(Stored items)
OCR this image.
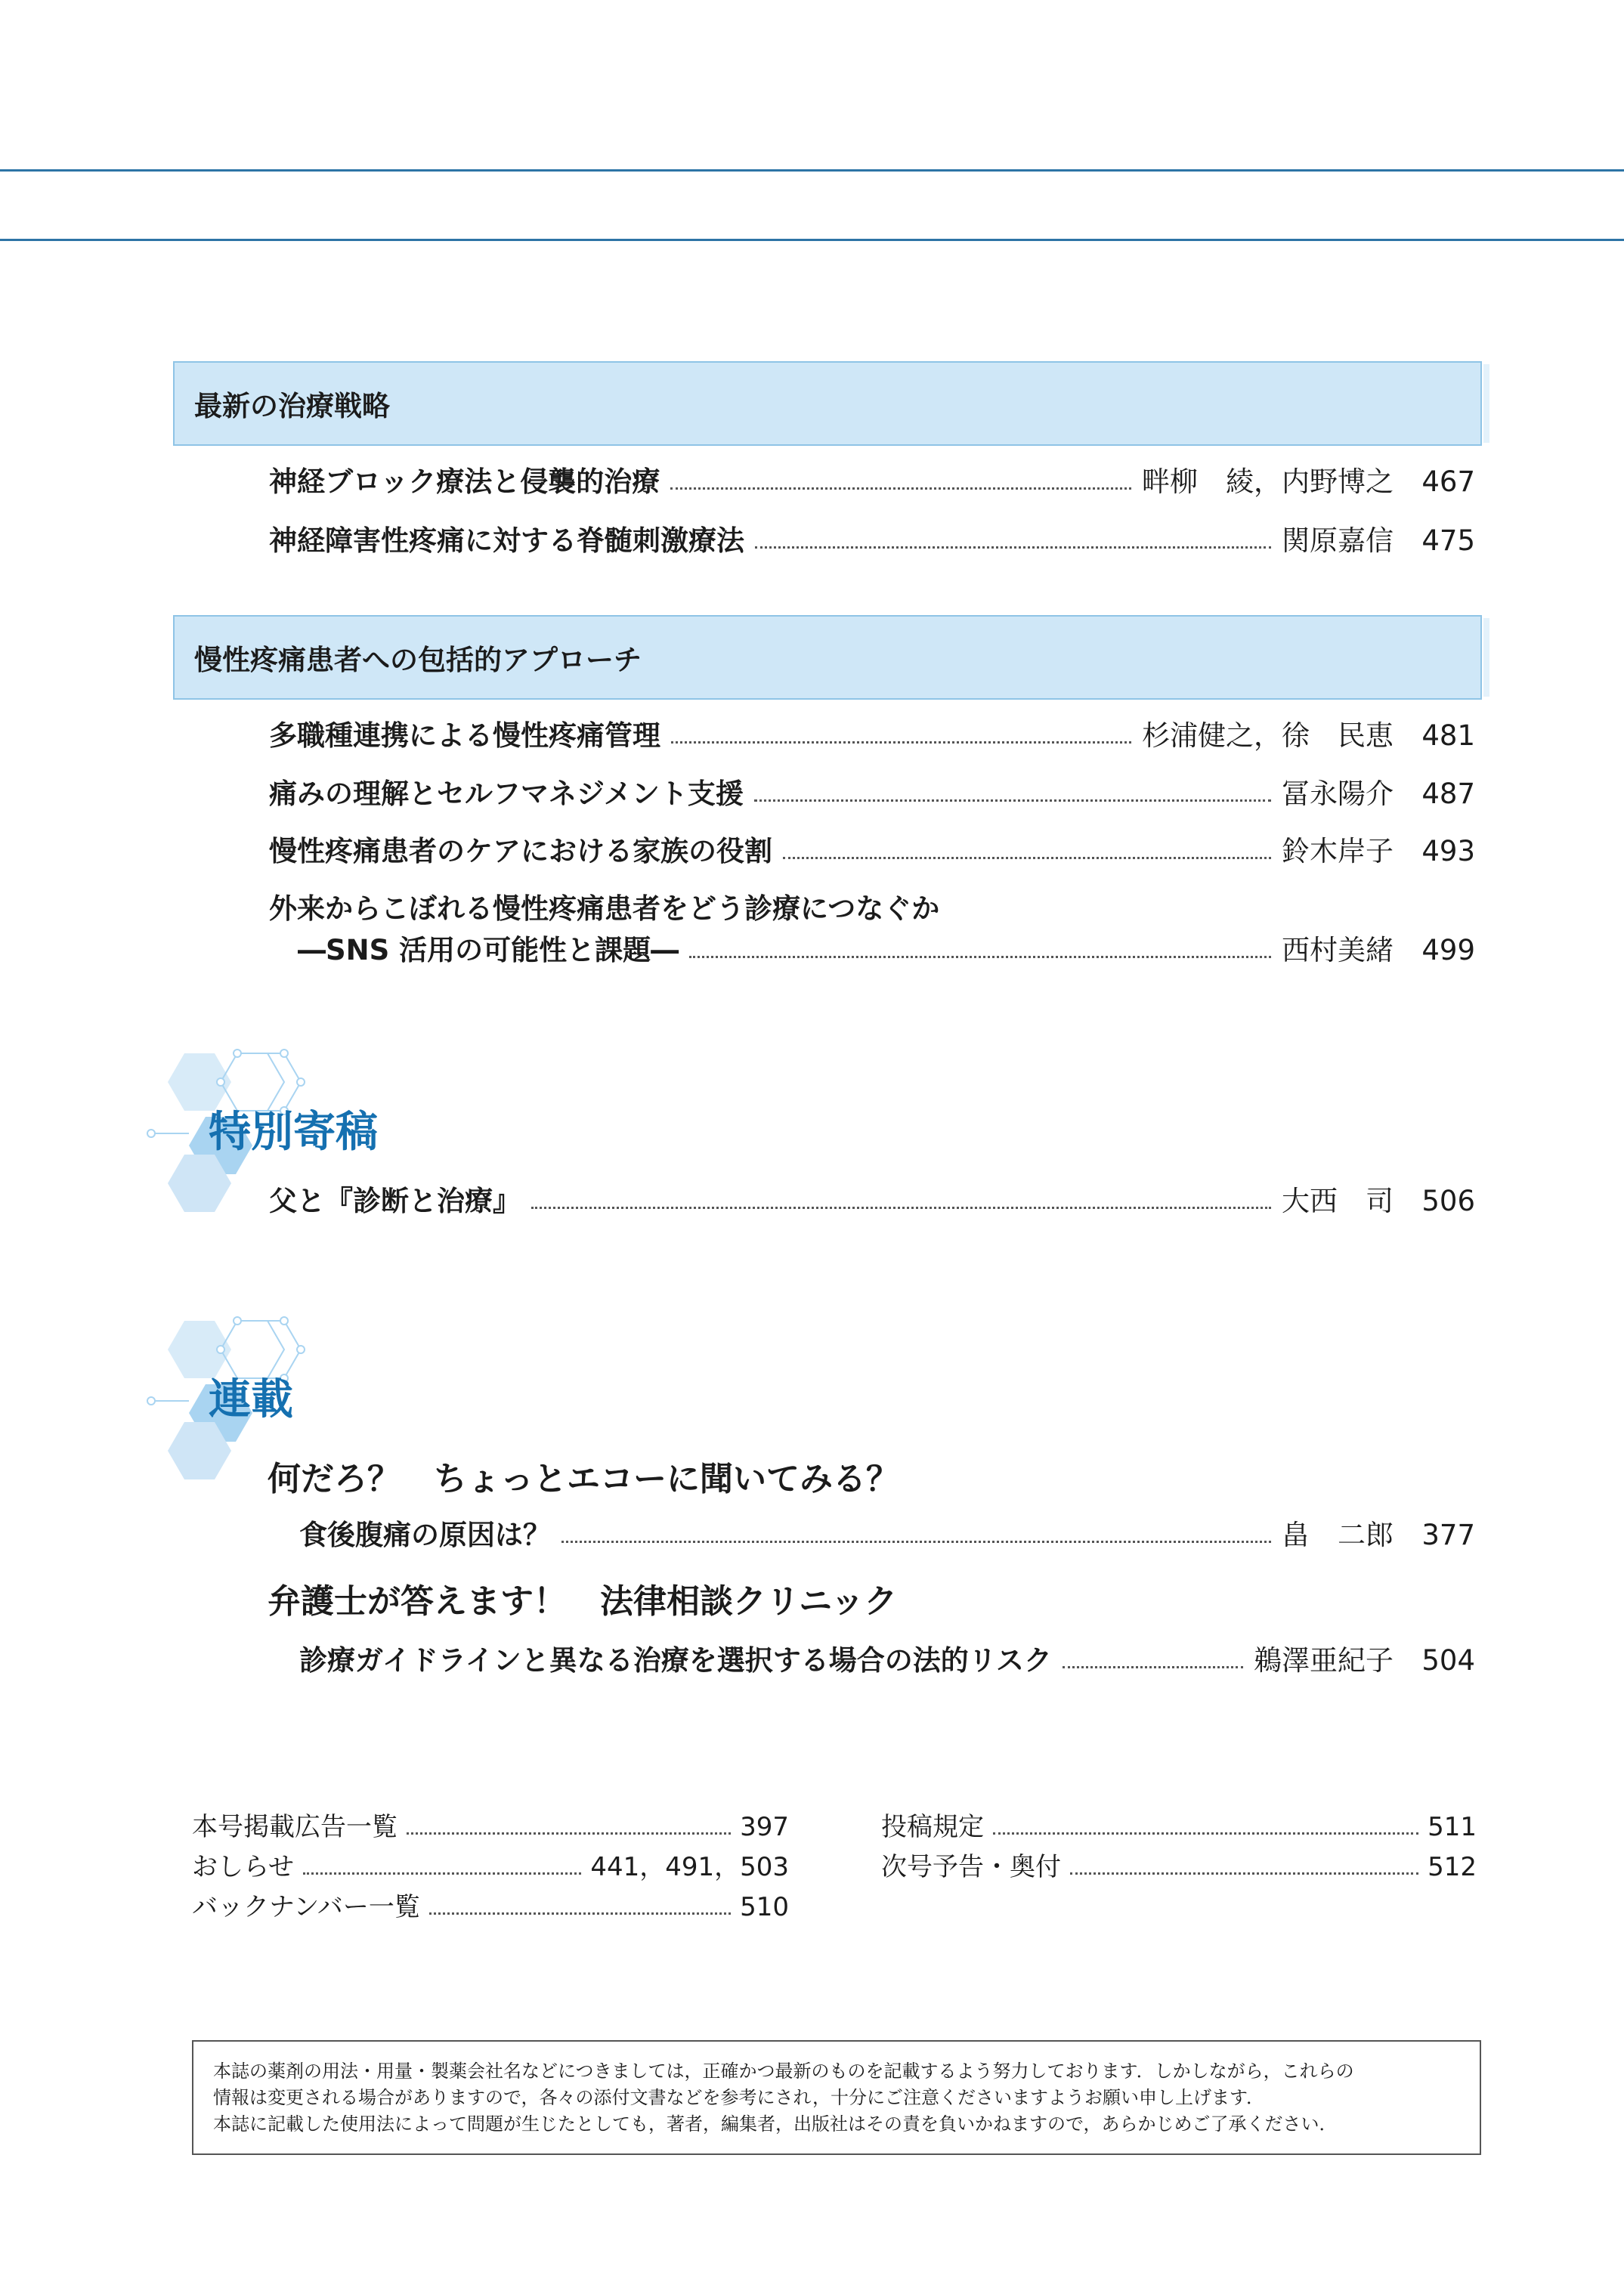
最新の治療戦略
神経ブロック療法と侵襲的治療	畔柳　綾，内野博之	467
神経障害性疼痛に対する脊髄刺激療法	関原嘉信	475
慢性疼痛患者への包括的アプローチ
多職種連携による慢性疼痛管理	杉浦健之，徐　民恵	481
痛みの理解とセルフマネジメント支援	冨永陽介	487
慢性疼痛患者のケアにおける家族の役割	鈴木岸子	493
外来からこぼれる慢性疼痛患者をどう診療につなぐか
―SNS 活用の可能性と課題―	西村美緒	499
特別寄稿
父と『診断と治療』	大西　司	506
連載
何だろ？　ちょっとエコーに聞いてみる？
食後腹痛の原因は？	畠　二郎	377
弁護士が答えます！　法律相談クリニック
診療ガイドラインと異なる治療を選択する場合の法的リスク	鵜澤亜紀子	504
本号掲載広告一覧	397
おしらせ	441，491，503
バックナンバー一覧	510
投稿規定	511
次号予告・奥付	512
本誌の薬剤の用法・用量・製薬会社名などにつきましては，正確かつ最新のものを記載するよう努力しております．しかしながら，これらの
情報は変更される場合がありますので，各々の添付文書などを参考にされ，十分にご注意くださいますようお願い申し上げます．
本誌に記載した使用法によって問題が生じたとしても，著者，編集者，出版社はその責を負いかねますので，あらかじめご了承ください．
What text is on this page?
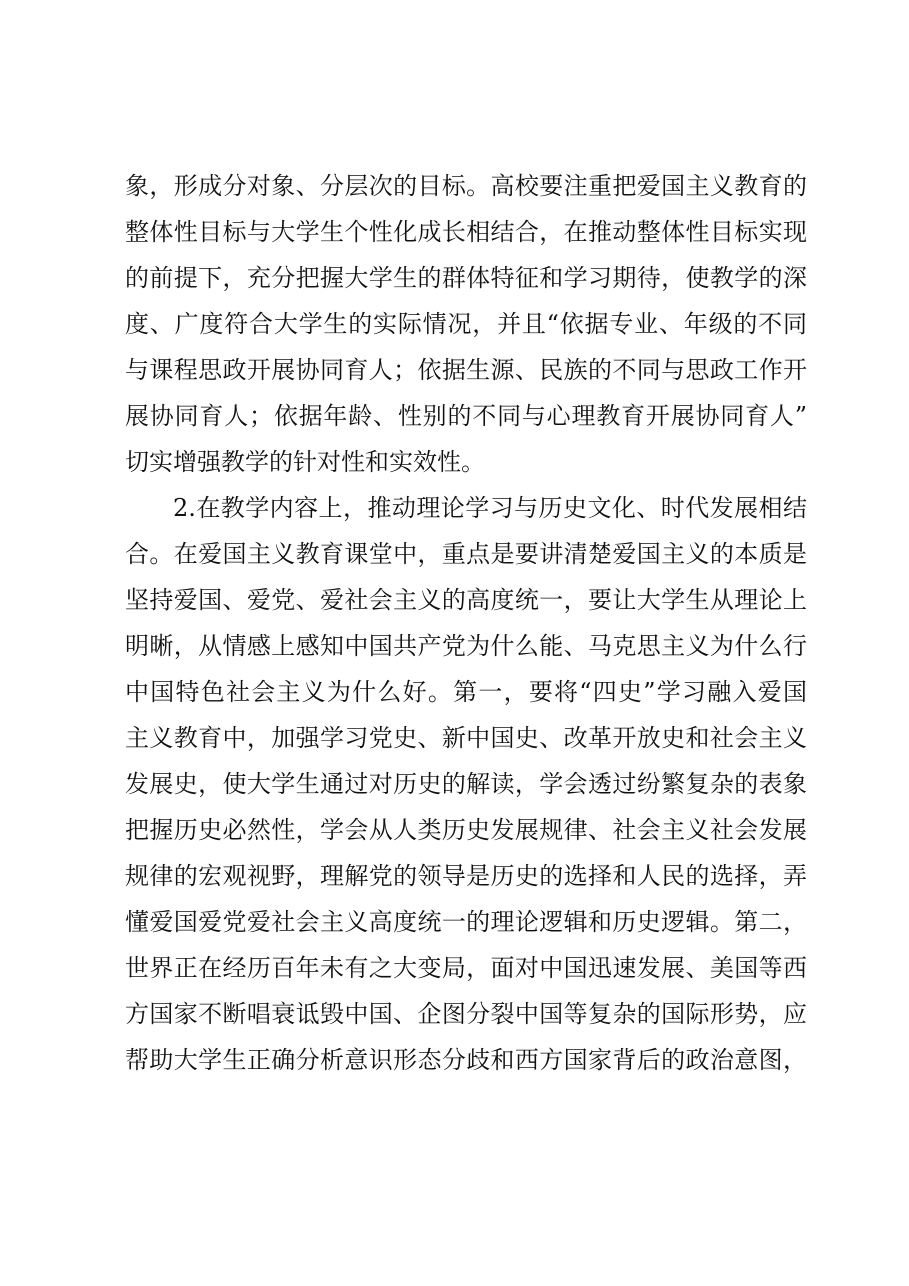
象，形成分对象、分层次的目标。高校要注重把爱国主义教育的
整体性目标与大学生个性化成长相结合，在推动整体性目标实现
的前提下，充分把握大学生的群体特征和学习期待，使教学的深
度、广度符合大学生的实际情况，并且“依据专业、年级的不同
与课程思政开展协同育人；依据生源、民族的不同与思政工作开
展协同育人；依据年龄、性别的不同与心理教育开展协同育人”
切实增强教学的针对性和实效性。
2.在教学内容上，推动理论学习与历史文化、时代发展相结
合。在爱国主义教育课堂中，重点是要讲清楚爱国主义的本质是
坚持爱国、爱党、爱社会主义的高度统一，要让大学生从理论上
明晰，从情感上感知中国共产党为什么能、马克思主义为什么行
中国特色社会主义为什么好。第一，要将“四史”学习融入爱国
主义教育中，加强学习党史、新中国史、改革开放史和社会主义
发展史，使大学生通过对历史的解读，学会透过纷繁复杂的表象
把握历史必然性，学会从人类历史发展规律、社会主义社会发展
规律的宏观视野，理解党的领导是历史的选择和人民的选择，弄
懂爱国爱党爱社会主义高度统一的理论逻辑和历史逻辑。第二，
世界正在经历百年未有之大变局，面对中国迅速发展、美国等西
方国家不断唱衰诋毁中国、企图分裂中国等复杂的国际形势，应
帮助大学生正确分析意识形态分歧和西方国家背后的政治意图，
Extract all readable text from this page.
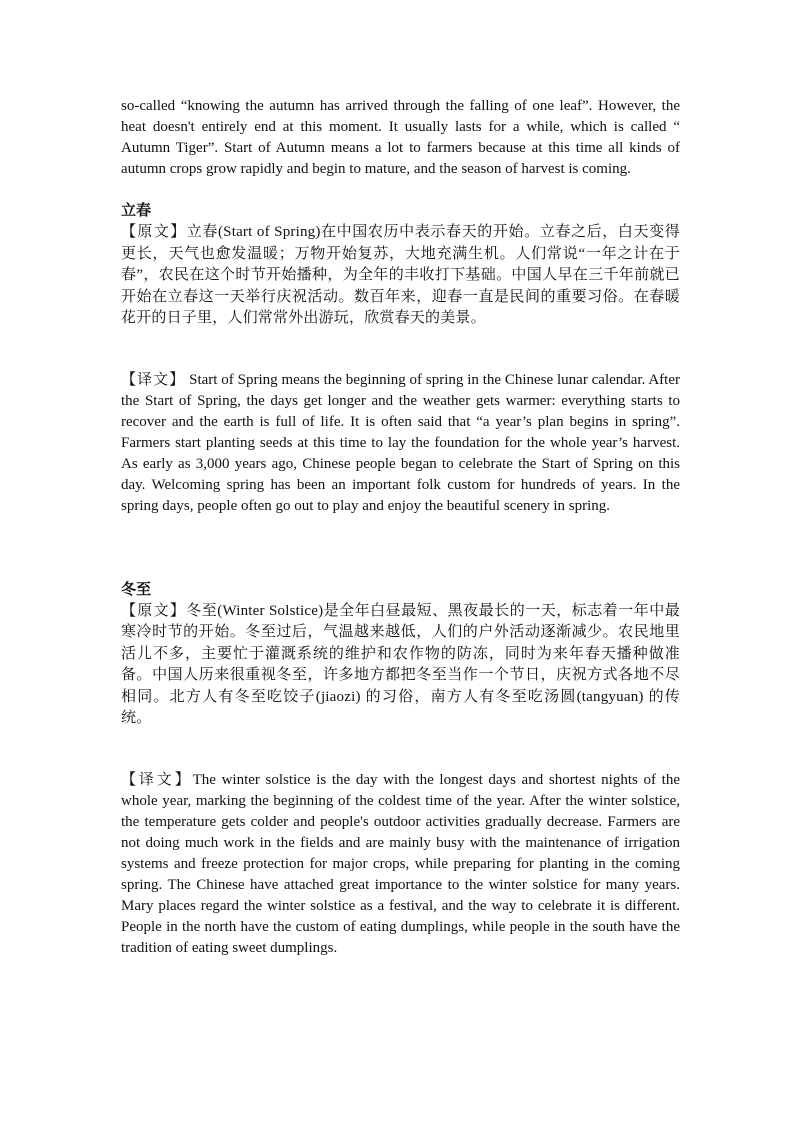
so-called “knowing the autumn has arrived through the falling of one leaf”. However, the heat doesn't entirely end at this moment. It usually lasts for a while, which is called “ Autumn Tiger”. Start of Autumn means a lot to farmers because at this time all kinds of autumn crops grow rapidly and begin to mature, and the season of harvest is coming.

立春

【原文】立春(Start of Spring)在中国农历中表示春天的开始。立春之后，白天变得更长，天气也愈发温暖；万物开始复苏，大地充满生机。人们常说“一年之计在于春”，农民在这个时节开始播种，为全年的丰收打下基础。中国人早在三千年前就已开始在立春这一天举行庆祝活动。数百年来，迎春一直是民间的重要习俗。在春暖花开的日子里，人们常常外出游玩，欣赏春天的美景。

【译文】 Start of Spring means the beginning of spring in the Chinese lunar calendar. After the Start of Spring, the days get longer and the weather gets warmer: everything starts to recover and the earth is full of life. It is often said that “a year’s plan begins in spring”. Farmers start planting seeds at this time to lay the foundation for the whole year’s harvest. As early as 3,000 years ago, Chinese people began to celebrate the Start of Spring on this day. Welcoming spring has been an important folk custom for hundreds of years. In the spring days, people often go out to play and enjoy the beautiful scenery in spring.

冬至

【原文】冬至(Winter Solstice)是全年白昼最短、黑夜最长的一天，标志着一年中最寒冷时节的开始。冬至过后，气温越来越低，人们的户外活动逐渐减少。农民地里活儿不多，主要忙于灌溉系统的维护和农作物的防冻，同时为来年春天播种做准备。中国人历来很重视冬至，许多地方都把冬至当作一个节日，庆祝方式各地不尽相同。北方人有冬至吃饺子(jiaozi) 的习俗，南方人有冬至吃汤圆(tangyuan) 的传统。

【译文】The winter solstice is the day with the longest days and shortest nights of the whole year, marking the beginning of the coldest time of the year. After the winter solstice, the temperature gets colder and people's outdoor activities gradually decrease. Farmers are not doing much work in the fields and are mainly busy with the maintenance of irrigation systems and freeze protection for major crops, while preparing for planting in the coming spring. The Chinese have attached great importance to the winter solstice for many years. Mary places regard the winter solstice as a festival, and the way to celebrate it is different. People in the north have the custom of eating dumplings, while people in the south have the tradition of eating sweet dumplings.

Task instructions: Could you reproduce every record above exactly, leaving out the pictures?

Reply:
OCR this image.
最新の治療戦略
神経ブロック療法と侵襲的治療	畔柳　綾，内野博之	467
神経障害性疼痛に対する脊髄刺激療法	関原嘉信	475
慢性疼痛患者への包括的アプローチ
多職種連携による慢性疼痛管理	杉浦健之，徐　民恵	481
痛みの理解とセルフマネジメント支援	冨永陽介	487
慢性疼痛患者のケアにおける家族の役割	鈴木岸子	493
外来からこぼれる慢性疼痛患者をどう診療につなぐか
―SNS 活用の可能性と課題―	西村美緒	499
特別寄稿
父と『診断と治療』	大西　司	506
連載
何だろ？　ちょっとエコーに聞いてみる？
食後腹痛の原因は？	畠　二郎	377
弁護士が答えます！　法律相談クリニック
診療ガイドラインと異なる治療を選択する場合の法的リスク	鵜澤亜紀子	504
本号掲載広告一覧	397
おしらせ	441，491，503
バックナンバー一覧	510
投稿規定	511
次号予告・奥付	512
本誌の薬剤の用法・用量・製薬会社名などにつきましては，正確かつ最新のものを記載するよう努力しております．しかしながら，これらの
情報は変更される場合がありますので，各々の添付文書などを参考にされ，十分にご注意くださいますようお願い申し上げます．
本誌に記載した使用法によって問題が生じたとしても，著者，編集者，出版社はその責を負いかねますので，あらかじめご了承ください．
What text is on this page?
象，形成分对象、分层次的目标。高校要注重把爱国主义教育的
整体性目标与大学生个性化成长相结合，在推动整体性目标实现
的前提下，充分把握大学生的群体特征和学习期待，使教学的深
度、广度符合大学生的实际情况，并且“依据专业、年级的不同
与课程思政开展协同育人；依据生源、民族的不同与思政工作开
展协同育人；依据年龄、性别的不同与心理教育开展协同育人”
切实增强教学的针对性和实效性。
2.在教学内容上，推动理论学习与历史文化、时代发展相结
合。在爱国主义教育课堂中，重点是要讲清楚爱国主义的本质是
坚持爱国、爱党、爱社会主义的高度统一，要让大学生从理论上
明晰，从情感上感知中国共产党为什么能、马克思主义为什么行
中国特色社会主义为什么好。第一，要将“四史”学习融入爱国
主义教育中，加强学习党史、新中国史、改革开放史和社会主义
发展史，使大学生通过对历史的解读，学会透过纷繁复杂的表象
把握历史必然性，学会从人类历史发展规律、社会主义社会发展
规律的宏观视野，理解党的领导是历史的选择和人民的选择，弄
懂爱国爱党爱社会主义高度统一的理论逻辑和历史逻辑。第二，
世界正在经历百年未有之大变局，面对中国迅速发展、美国等西
方国家不断唱衰诋毁中国、企图分裂中国等复杂的国际形势，应
帮助大学生正确分析意识形态分歧和西方国家背后的政治意图，
Extract all readable text from this page.
so-called “knowing the autumn has arrived through the falling of one leaf”. However, the heat doesn't entirely end at this moment. It usually lasts for a while, which is called “ Autumn Tiger”. Start of Autumn means a lot to farmers because at this time all kinds of autumn crops grow rapidly and begin to mature, and the season of harvest is coming.

立春

【原文】立春(Start of Spring)在中国农历中表示春天的开始。立春之后，白天变得更长，天气也愈发温暖；万物开始复苏，大地充满生机。人们常说“一年之计在于春”，农民在这个时节开始播种，为全年的丰收打下基础。中国人早在三千年前就已开始在立春这一天举行庆祝活动。数百年来，迎春一直是民间的重要习俗。在春暖花开的日子里，人们常常外出游玩，欣赏春天的美景。

【译文】 Start of Spring means the beginning of spring in the Chinese lunar calendar. After the Start of Spring, the days get longer and the weather gets warmer: everything starts to recover and the earth is full of life. It is often said that “a year’s plan begins in spring”. Farmers start planting seeds at this time to lay the foundation for the whole year’s harvest. As early as 3,000 years ago, Chinese people began to celebrate the Start of Spring on this day. Welcoming spring has been an important folk custom for hundreds of years. In the spring days, people often go out to play and enjoy the beautiful scenery in spring.

冬至

【原文】冬至(Winter Solstice)是全年白昼最短、黑夜最长的一天，标志着一年中最寒冷时节的开始。冬至过后，气温越来越低，人们的户外活动逐渐减少。农民地里活儿不多，主要忙于灌溉系统的维护和农作物的防冻，同时为来年春天播种做准备。中国人历来很重视冬至，许多地方都把冬至当作一个节日，庆祝方式各地不尽相同。北方人有冬至吃饺子(jiaozi) 的习俗，南方人有冬至吃汤圆(tangyuan) 的传统。

【译文】The winter solstice is the day with the longest days and shortest nights of the whole year, marking the beginning of the coldest time of the year. After the winter solstice, the temperature gets colder and people's outdoor activities gradually decrease. Farmers are not doing much work in the fields and are mainly busy with the maintenance of irrigation systems and freeze protection for major crops, while preparing for planting in the coming spring. The Chinese have attached great importance to the winter solstice for many years. Mary places regard the winter solstice as a festival, and the way to celebrate it is different. People in the north have the custom of eating dumplings, while people in the south have the tradition of eating sweet dumplings.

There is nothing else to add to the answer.